-- Task details --
Look through the entries and report how many lines include the word "this". Give the number alone.

Dataset records:
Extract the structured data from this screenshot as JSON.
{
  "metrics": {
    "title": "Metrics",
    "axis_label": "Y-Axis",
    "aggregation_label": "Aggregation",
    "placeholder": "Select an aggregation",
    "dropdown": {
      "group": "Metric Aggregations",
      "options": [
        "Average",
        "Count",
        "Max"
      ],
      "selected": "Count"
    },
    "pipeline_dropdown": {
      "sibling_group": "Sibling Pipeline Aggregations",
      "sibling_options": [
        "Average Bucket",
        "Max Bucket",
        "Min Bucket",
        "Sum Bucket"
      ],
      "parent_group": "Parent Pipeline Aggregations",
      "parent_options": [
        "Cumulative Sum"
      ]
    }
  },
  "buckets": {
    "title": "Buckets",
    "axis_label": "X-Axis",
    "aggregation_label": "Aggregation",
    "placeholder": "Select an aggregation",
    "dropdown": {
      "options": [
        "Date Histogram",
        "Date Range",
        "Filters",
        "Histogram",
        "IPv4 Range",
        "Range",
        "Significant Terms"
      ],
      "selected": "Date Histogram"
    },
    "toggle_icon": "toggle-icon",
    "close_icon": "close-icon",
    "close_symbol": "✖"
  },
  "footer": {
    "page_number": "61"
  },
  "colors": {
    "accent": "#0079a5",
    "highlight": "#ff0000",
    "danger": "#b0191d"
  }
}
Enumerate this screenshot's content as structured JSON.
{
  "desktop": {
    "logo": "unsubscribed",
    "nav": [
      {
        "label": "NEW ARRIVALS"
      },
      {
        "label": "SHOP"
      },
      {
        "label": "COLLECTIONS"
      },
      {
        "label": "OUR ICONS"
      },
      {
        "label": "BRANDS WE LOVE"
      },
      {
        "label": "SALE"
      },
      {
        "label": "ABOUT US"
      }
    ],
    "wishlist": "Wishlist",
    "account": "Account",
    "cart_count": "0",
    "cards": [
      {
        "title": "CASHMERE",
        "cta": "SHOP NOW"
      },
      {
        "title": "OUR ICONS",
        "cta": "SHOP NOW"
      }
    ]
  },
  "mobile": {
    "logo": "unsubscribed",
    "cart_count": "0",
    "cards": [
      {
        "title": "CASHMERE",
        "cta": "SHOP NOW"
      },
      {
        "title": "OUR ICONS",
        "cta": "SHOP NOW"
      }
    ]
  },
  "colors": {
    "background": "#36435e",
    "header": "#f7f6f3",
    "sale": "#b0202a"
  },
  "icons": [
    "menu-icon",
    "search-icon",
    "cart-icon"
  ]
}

-- Output below --
2